RECORD SET:

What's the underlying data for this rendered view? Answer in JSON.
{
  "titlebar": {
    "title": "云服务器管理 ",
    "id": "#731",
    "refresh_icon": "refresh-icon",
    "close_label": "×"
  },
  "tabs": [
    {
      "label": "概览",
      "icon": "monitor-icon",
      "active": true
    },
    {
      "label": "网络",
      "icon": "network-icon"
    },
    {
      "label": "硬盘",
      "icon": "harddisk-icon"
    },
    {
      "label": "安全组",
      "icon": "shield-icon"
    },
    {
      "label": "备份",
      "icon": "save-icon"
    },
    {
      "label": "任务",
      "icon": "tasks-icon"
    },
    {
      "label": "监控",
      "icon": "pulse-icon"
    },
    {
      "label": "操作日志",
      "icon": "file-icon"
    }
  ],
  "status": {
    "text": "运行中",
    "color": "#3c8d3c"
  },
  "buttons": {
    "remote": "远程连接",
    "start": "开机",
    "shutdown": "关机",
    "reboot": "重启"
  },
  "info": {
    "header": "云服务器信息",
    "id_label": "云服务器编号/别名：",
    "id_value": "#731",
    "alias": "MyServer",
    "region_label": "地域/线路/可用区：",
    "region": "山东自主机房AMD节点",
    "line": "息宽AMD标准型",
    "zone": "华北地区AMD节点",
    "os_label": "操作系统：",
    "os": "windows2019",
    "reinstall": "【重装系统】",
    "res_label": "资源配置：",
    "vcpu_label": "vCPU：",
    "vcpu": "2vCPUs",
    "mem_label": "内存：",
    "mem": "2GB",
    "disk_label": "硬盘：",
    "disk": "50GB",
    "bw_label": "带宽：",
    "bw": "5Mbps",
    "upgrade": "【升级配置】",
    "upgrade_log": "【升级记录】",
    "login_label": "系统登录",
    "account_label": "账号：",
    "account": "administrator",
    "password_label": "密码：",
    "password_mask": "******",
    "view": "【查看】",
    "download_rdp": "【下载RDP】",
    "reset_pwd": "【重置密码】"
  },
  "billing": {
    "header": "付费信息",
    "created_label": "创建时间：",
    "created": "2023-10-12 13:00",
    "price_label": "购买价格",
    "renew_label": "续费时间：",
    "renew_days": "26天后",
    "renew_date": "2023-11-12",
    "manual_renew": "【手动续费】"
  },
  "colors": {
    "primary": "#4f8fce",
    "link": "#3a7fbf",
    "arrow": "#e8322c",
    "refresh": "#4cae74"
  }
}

STATED TASK: Please set down all the data word for word.

SOLUTION BELOW:
What's the underlying data for this rendered view? Answer in JSON.
{
  "titlebar": {
    "title": "云服务器管理 ",
    "id": "#731",
    "refresh_icon": "refresh-icon",
    "close_label": "×"
  },
  "tabs": [
    {
      "label": "概览",
      "icon": "monitor-icon",
      "active": true
    },
    {
      "label": "网络",
      "icon": "network-icon"
    },
    {
      "label": "硬盘",
      "icon": "harddisk-icon"
    },
    {
      "label": "安全组",
      "icon": "shield-icon"
    },
    {
      "label": "备份",
      "icon": "save-icon"
    },
    {
      "label": "任务",
      "icon": "tasks-icon"
    },
    {
      "label": "监控",
      "icon": "pulse-icon"
    },
    {
      "label": "操作日志",
      "icon": "file-icon"
    }
  ],
  "status": {
    "text": "运行中",
    "color": "#3c8d3c"
  },
  "buttons": {
    "remote": "远程连接",
    "start": "开机",
    "shutdown": "关机",
    "reboot": "重启"
  },
  "info": {
    "header": "云服务器信息",
    "id_label": "云服务器编号/别名：",
    "id_value": "#731",
    "alias": "MyServer",
    "region_label": "地域/线路/可用区：",
    "region": "山东自主机房AMD节点",
    "line": "息宽AMD标准型",
    "zone": "华北地区AMD节点",
    "os_label": "操作系统：",
    "os": "windows2019",
    "reinstall": "【重装系统】",
    "res_label": "资源配置：",
    "vcpu_label": "vCPU：",
    "vcpu": "2vCPUs",
    "mem_label": "内存：",
    "mem": "2GB",
    "disk_label": "硬盘：",
    "disk": "50GB",
    "bw_label": "带宽：",
    "bw": "5Mbps",
    "upgrade": "【升级配置】",
    "upgrade_log": "【升级记录】",
    "login_label": "系统登录",
    "account_label": "账号：",
    "account": "administrator",
    "password_label": "密码：",
    "password_mask": "******",
    "view": "【查看】",
    "download_rdp": "【下载RDP】",
    "reset_pwd": "【重置密码】"
  },
  "billing": {
    "header": "付费信息",
    "created_label": "创建时间：",
    "created": "2023-10-12 13:00",
    "price_label": "购买价格",
    "renew_label": "续费时间：",
    "renew_days": "26天后",
    "renew_date": "2023-11-12",
    "manual_renew": "【手动续费】"
  },
  "colors": {
    "primary": "#4f8fce",
    "link": "#3a7fbf",
    "arrow": "#e8322c",
    "refresh": "#4cae74"
  }
}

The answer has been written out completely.